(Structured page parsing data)
------------------------------------------------------------------------
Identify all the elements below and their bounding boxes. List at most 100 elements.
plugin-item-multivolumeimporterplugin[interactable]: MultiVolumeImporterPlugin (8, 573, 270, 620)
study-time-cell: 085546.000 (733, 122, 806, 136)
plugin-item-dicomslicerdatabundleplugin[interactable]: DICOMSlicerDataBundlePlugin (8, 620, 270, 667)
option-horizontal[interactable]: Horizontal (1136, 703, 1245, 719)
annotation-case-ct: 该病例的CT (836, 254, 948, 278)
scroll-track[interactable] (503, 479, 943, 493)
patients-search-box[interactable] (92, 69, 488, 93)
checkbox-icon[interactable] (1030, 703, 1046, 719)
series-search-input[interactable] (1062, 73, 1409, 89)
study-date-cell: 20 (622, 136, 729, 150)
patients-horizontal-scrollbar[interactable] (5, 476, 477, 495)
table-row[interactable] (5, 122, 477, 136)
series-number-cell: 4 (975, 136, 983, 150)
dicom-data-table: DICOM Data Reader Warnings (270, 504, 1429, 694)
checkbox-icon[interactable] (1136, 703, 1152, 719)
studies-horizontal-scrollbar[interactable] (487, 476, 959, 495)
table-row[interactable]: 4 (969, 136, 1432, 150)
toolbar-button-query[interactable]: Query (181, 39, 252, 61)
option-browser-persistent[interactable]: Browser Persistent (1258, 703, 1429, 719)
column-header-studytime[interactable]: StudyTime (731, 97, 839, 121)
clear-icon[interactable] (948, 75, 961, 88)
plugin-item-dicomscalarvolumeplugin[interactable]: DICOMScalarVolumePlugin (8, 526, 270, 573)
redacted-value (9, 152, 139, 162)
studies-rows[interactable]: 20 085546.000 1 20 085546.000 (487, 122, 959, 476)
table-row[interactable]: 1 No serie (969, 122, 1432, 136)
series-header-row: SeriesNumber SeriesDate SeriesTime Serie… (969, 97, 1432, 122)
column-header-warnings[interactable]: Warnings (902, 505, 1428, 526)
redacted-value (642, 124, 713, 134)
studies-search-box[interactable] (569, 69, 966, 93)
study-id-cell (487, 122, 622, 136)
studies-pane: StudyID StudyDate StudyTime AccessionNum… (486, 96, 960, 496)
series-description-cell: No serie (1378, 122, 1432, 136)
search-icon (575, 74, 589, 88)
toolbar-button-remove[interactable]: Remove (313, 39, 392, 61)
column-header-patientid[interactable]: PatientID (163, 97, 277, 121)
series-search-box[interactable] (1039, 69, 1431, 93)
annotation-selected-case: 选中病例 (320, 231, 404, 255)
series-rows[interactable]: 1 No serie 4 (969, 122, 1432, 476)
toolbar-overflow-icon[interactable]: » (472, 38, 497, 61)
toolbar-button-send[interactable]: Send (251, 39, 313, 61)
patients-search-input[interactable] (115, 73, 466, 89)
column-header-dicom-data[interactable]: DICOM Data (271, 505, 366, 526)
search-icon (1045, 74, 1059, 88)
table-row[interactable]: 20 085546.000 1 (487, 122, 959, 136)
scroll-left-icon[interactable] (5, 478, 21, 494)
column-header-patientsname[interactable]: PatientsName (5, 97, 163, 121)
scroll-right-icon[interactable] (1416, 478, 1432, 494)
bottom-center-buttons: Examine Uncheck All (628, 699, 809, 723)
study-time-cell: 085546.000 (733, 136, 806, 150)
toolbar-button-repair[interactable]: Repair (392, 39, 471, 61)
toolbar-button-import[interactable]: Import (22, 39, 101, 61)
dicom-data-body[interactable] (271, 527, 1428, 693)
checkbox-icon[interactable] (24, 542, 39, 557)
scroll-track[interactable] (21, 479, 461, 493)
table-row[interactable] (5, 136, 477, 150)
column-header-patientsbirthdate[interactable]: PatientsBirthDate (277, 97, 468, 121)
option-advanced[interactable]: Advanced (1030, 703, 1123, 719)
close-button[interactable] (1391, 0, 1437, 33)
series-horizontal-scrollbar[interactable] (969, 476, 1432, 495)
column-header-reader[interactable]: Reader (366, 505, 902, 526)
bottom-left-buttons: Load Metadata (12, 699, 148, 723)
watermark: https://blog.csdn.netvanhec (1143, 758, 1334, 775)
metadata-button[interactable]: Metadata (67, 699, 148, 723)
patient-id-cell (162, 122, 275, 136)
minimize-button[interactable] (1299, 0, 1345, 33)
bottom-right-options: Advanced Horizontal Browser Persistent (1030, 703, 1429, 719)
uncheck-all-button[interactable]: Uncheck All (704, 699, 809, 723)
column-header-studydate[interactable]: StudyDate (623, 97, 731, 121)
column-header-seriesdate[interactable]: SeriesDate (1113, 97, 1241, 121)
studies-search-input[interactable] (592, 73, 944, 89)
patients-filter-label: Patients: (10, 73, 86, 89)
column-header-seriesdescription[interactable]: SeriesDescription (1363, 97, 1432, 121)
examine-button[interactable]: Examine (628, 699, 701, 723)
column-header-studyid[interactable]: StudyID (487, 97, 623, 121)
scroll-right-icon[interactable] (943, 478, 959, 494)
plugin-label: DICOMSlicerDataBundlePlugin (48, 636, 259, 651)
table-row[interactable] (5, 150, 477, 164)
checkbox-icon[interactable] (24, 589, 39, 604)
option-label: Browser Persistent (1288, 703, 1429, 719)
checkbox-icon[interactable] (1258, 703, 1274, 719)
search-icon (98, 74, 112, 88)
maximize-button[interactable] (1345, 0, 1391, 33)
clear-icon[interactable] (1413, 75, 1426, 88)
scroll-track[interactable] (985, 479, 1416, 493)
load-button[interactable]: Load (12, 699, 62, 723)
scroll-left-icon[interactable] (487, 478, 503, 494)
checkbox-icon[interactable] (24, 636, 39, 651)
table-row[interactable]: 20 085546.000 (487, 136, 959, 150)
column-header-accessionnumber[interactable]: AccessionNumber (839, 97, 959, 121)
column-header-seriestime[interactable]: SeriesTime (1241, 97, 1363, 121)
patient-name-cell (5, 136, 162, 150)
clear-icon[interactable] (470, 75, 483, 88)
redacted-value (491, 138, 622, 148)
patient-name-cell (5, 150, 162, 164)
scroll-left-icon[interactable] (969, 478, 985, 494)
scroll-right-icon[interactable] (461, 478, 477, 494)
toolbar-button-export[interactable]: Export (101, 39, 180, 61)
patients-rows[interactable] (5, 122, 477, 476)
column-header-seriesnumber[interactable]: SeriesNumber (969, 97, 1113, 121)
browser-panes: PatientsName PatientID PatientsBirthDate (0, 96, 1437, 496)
------------------------------------------------------------------------
# INSTRUCTIONS FOR THE TASK
Print out all of the records above, word for word.

# ANSWER
Identify all the elements below and their bounding boxes. List at most 100 elements.
plugin-item-multivolumeimporterplugin[interactable]: MultiVolumeImporterPlugin (8, 573, 270, 620)
study-time-cell: 085546.000 (733, 122, 806, 136)
plugin-item-dicomslicerdatabundleplugin[interactable]: DICOMSlicerDataBundlePlugin (8, 620, 270, 667)
option-horizontal[interactable]: Horizontal (1136, 703, 1245, 719)
annotation-case-ct: 该病例的CT (836, 254, 948, 278)
scroll-track[interactable] (503, 479, 943, 493)
patients-search-box[interactable] (92, 69, 488, 93)
checkbox-icon[interactable] (1030, 703, 1046, 719)
series-search-input[interactable] (1062, 73, 1409, 89)
study-date-cell: 20 (622, 136, 729, 150)
patients-horizontal-scrollbar[interactable] (5, 476, 477, 495)
table-row[interactable] (5, 122, 477, 136)
series-number-cell: 4 (975, 136, 983, 150)
dicom-data-table: DICOM Data Reader Warnings (270, 504, 1429, 694)
checkbox-icon[interactable] (1136, 703, 1152, 719)
studies-horizontal-scrollbar[interactable] (487, 476, 959, 495)
table-row[interactable]: 4 (969, 136, 1432, 150)
toolbar-button-query[interactable]: Query (181, 39, 252, 61)
option-browser-persistent[interactable]: Browser Persistent (1258, 703, 1429, 719)
column-header-studytime[interactable]: StudyTime (731, 97, 839, 121)
clear-icon[interactable] (948, 75, 961, 88)
plugin-item-dicomscalarvolumeplugin[interactable]: DICOMScalarVolumePlugin (8, 526, 270, 573)
redacted-value (9, 152, 139, 162)
studies-rows[interactable]: 20 085546.000 1 20 085546.000 (487, 122, 959, 476)
table-row[interactable]: 1 No serie (969, 122, 1432, 136)
series-header-row: SeriesNumber SeriesDate SeriesTime Serie… (969, 97, 1432, 122)
column-header-warnings[interactable]: Warnings (902, 505, 1428, 526)
redacted-value (642, 124, 713, 134)
studies-search-box[interactable] (569, 69, 966, 93)
study-id-cell (487, 122, 622, 136)
studies-pane: StudyID StudyDate StudyTime AccessionNum… (486, 96, 960, 496)
series-description-cell: No serie (1378, 122, 1432, 136)
search-icon (575, 74, 589, 88)
toolbar-button-remove[interactable]: Remove (313, 39, 392, 61)
column-header-patientid[interactable]: PatientID (163, 97, 277, 121)
series-search-box[interactable] (1039, 69, 1431, 93)
annotation-selected-case: 选中病例 (320, 231, 404, 255)
series-rows[interactable]: 1 No serie 4 (969, 122, 1432, 476)
toolbar-overflow-icon[interactable]: » (472, 38, 497, 61)
toolbar-button-send[interactable]: Send (251, 39, 313, 61)
patients-search-input[interactable] (115, 73, 466, 89)
column-header-dicom-data[interactable]: DICOM Data (271, 505, 366, 526)
search-icon (1045, 74, 1059, 88)
table-row[interactable]: 20 085546.000 1 (487, 122, 959, 136)
scroll-left-icon[interactable] (5, 478, 21, 494)
column-header-patientsname[interactable]: PatientsName (5, 97, 163, 121)
scroll-right-icon[interactable] (1416, 478, 1432, 494)
bottom-center-buttons: Examine Uncheck All (628, 699, 809, 723)
study-time-cell: 085546.000 (733, 136, 806, 150)
toolbar-button-repair[interactable]: Repair (392, 39, 471, 61)
toolbar-button-import[interactable]: Import (22, 39, 101, 61)
dicom-data-body[interactable] (271, 527, 1428, 693)
checkbox-icon[interactable] (24, 542, 39, 557)
scroll-track[interactable] (21, 479, 461, 493)
table-row[interactable] (5, 136, 477, 150)
column-header-patientsbirthdate[interactable]: PatientsBirthDate (277, 97, 468, 121)
option-advanced[interactable]: Advanced (1030, 703, 1123, 719)
close-button[interactable] (1391, 0, 1437, 33)
series-horizontal-scrollbar[interactable] (969, 476, 1432, 495)
column-header-reader[interactable]: Reader (366, 505, 902, 526)
bottom-left-buttons: Load Metadata (12, 699, 148, 723)
watermark: https://blog.csdn.netvanhec (1143, 758, 1334, 775)
metadata-button[interactable]: Metadata (67, 699, 148, 723)
patient-id-cell (162, 122, 275, 136)
minimize-button[interactable] (1299, 0, 1345, 33)
bottom-right-options: Advanced Horizontal Browser Persistent (1030, 703, 1429, 719)
uncheck-all-button[interactable]: Uncheck All (704, 699, 809, 723)
column-header-studydate[interactable]: StudyDate (623, 97, 731, 121)
column-header-seriesdate[interactable]: SeriesDate (1113, 97, 1241, 121)
studies-search-input[interactable] (592, 73, 944, 89)
patients-filter-label: Patients: (10, 73, 86, 89)
column-header-seriesdescription[interactable]: SeriesDescription (1363, 97, 1432, 121)
examine-button[interactable]: Examine (628, 699, 701, 723)
column-header-studyid[interactable]: StudyID (487, 97, 623, 121)
scroll-right-icon[interactable] (943, 478, 959, 494)
plugin-label: DICOMSlicerDataBundlePlugin (48, 636, 259, 651)
table-row[interactable] (5, 150, 477, 164)
checkbox-icon[interactable] (24, 589, 39, 604)
option-label: Browser Persistent (1288, 703, 1429, 719)
checkbox-icon[interactable] (1258, 703, 1274, 719)
search-icon (98, 74, 112, 88)
maximize-button[interactable] (1345, 0, 1391, 33)
clear-icon[interactable] (1413, 75, 1426, 88)
scroll-track[interactable] (985, 479, 1416, 493)
load-button[interactable]: Load (12, 699, 62, 723)
scroll-left-icon[interactable] (487, 478, 503, 494)
checkbox-icon[interactable] (24, 636, 39, 651)
table-row[interactable]: 20 085546.000 (487, 136, 959, 150)
column-header-accessionnumber[interactable]: AccessionNumber (839, 97, 959, 121)
column-header-seriestime[interactable]: SeriesTime (1241, 97, 1363, 121)
patient-name-cell (5, 136, 162, 150)
clear-icon[interactable] (470, 75, 483, 88)
redacted-value (491, 138, 622, 148)
patient-name-cell (5, 150, 162, 164)
scroll-left-icon[interactable] (969, 478, 985, 494)
scroll-right-icon[interactable] (461, 478, 477, 494)
toolbar-button-export[interactable]: Export (101, 39, 180, 61)
patients-rows[interactable] (5, 122, 477, 476)
column-header-seriesnumber[interactable]: SeriesNumber (969, 97, 1113, 121)
browser-panes: PatientsName PatientID PatientsBirthDate (0, 96, 1437, 496)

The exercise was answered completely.